La risposta è tutt’altro che difficile, è anzi alla portata di tutti e infatti tutti la conoscono, ma solo pochissimi ne colgono il reale significato e la reale portata sociale, e non per l’ignoranza delle masse o per la malafede delle classi dominanti, ma in grazia dell’interesse (declinato in tutti i modi possibili e immaginabili), il più forte consigliere della storia. Non è difficile capire che chi sta ai piani alti dell’edificio sociale può permettersi il lusso dell’umana comprensione, della tolleranza, del cosmopolitismo e della filantropia (la forma borghese della vecchia carità cristiana), anche perché tali eccellenti disposizioni d’animo sono altrettanto olio lubrificante cosparso sui duri ingranaggi del meccanismo sociale, rappresentano il balsamo spalmato su un corpo sociale sempre più brutalizzato dagli interessi economici. Dove c’è un soldato che squarta, che brucia e che violenta, deve esserci pure qualcuno che si occupa dei morti e dei feriti; e insieme, Caino e Abele, la bestia assetata di sangue e la crocerossina devota a chi ha avuto la peggio nel duello, costituiscono il sistema della guerra. Insieme e da sempre lupo e agnello mandano avanti, ognuno a modo suo, la comune impresa.

A Rosarno, nelle calde giornate del furore bianconero (e non parlo di calcio…), non c’erano in giro solo malavitosi provocatori, cittadini in preda al panico e all’odio, orde di «negri» accecati di rabbia e forze dell’ordine in assetto di guerra; si aggiravano, tra i cassonetti dell’immondizia e le auto bruciate, anche alcuni uomini di «buona volontà» che facevano appello al buon senso «di tutti», e che aiutavano i feriti di entrambe le fazioni. Pochissimi, è vero, ma c’erano, in ossequio al motto antiumano che recita: anche in mezzo al peggio può esserci un po’ di bene. Amen! D’altra parte, al momento opportuno, quando le condizioni lo rendono possibile e necessario, l’agnello sa bene come usare il lupo, e non rare volte la storia ci ha presentato la stupefacente trasformazione del primo nel secondo: l’agnello perde il bianco pelo e acquista il vizio del lupo. In natura questo non sarebbe possibile, è evidente, ma nella società accadono cose misteriose che, come diceva il poeta, non sarebbero possibili in tutto il firmamento.

Ad esempio, e mi si scusi la piccola divagazione rispetto al tema, come spiegare altrimenti il nobel per la pace attribuito al presidente, ancorché «abbronzato», della prima potenza imperialistica mondiale? Mistero. Anzi: trattasi della solita velleitaria politica europea progressista. Giustamente Bush se la ride di gusto, e aspetta il cadavere del pacifista, che inutilmente lo ha contestato per quasi un decennio, galleggiare sulle acque del metaforico fiume dei perdenti. Il lupo Bush si prende la rivincita sull’agnello pacifista. Chiudo la parentesi.

§ §

ESERCIZIO SCRITTO: Riporta senza modifiche il tratto del brano fornito compreso tra «Ad esempio, e» e «Chiudo la parentesi.», estremi inclusi.

§ §

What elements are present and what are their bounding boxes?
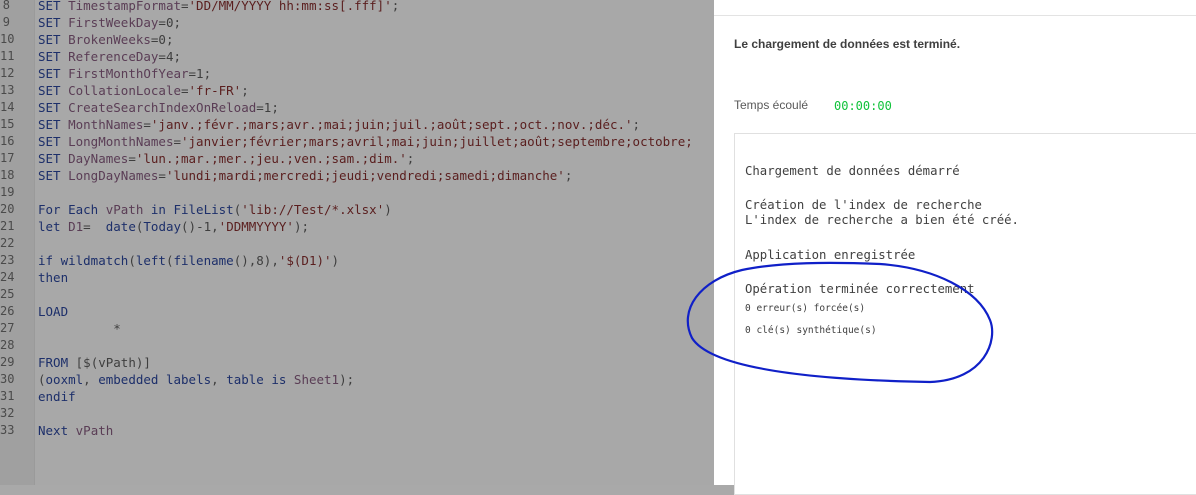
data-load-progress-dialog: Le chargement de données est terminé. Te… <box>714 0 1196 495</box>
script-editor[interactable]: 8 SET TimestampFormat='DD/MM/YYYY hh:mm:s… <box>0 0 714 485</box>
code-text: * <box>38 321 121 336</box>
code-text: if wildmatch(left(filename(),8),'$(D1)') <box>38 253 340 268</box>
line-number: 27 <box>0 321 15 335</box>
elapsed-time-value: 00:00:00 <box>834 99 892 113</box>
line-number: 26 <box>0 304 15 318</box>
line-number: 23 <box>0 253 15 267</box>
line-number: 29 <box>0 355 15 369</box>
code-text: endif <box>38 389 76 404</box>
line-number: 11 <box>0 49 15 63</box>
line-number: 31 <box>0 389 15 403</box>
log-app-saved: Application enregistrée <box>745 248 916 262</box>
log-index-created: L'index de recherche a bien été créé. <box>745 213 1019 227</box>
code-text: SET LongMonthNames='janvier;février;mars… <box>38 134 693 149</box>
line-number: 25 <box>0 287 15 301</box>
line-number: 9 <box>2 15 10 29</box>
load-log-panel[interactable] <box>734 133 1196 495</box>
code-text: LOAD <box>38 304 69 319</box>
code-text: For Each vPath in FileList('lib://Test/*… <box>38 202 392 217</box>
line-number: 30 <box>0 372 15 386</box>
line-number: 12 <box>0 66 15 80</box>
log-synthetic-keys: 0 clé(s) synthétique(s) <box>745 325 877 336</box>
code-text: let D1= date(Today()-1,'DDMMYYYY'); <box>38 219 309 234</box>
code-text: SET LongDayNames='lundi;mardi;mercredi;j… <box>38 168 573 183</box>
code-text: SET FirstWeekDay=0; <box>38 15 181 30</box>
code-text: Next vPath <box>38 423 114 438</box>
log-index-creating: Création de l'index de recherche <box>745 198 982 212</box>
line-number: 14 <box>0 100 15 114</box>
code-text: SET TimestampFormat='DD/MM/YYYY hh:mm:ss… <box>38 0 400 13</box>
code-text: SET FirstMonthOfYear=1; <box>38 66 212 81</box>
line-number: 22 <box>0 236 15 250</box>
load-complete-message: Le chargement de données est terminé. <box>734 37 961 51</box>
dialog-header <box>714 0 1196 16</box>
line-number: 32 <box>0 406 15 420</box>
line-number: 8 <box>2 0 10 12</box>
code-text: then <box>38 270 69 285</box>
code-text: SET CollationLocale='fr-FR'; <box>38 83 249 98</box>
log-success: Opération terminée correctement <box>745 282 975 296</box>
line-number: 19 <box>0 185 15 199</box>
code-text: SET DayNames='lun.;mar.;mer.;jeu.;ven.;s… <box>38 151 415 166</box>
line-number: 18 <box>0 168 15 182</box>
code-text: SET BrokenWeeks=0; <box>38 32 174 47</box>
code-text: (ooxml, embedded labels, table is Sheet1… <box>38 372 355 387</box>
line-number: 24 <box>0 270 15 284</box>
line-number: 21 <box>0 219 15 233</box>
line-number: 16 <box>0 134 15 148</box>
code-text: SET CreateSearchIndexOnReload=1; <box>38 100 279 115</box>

§ §

SOLUZIONE DEL COMPITO:
Ad esempio, e mi si scusi la piccola divagazione rispetto al tema, come spiegare altrimenti il nobel per la pace attribuito al presidente, ancorché «abbronzato», della prima potenza imperialistica mondiale? Mistero. Anzi: trattasi della solita velleitaria politica europea progressista. Giustamente Bush se la ride di gusto, e aspetta il cadavere del pacifista, che inutilmente lo ha contestato per quasi un decennio, galleggiare sulle acque del metaforico fiume dei perdenti. Il lupo Bush si prende la rivincita sull’agnello pacifista. Chiudo la parentesi.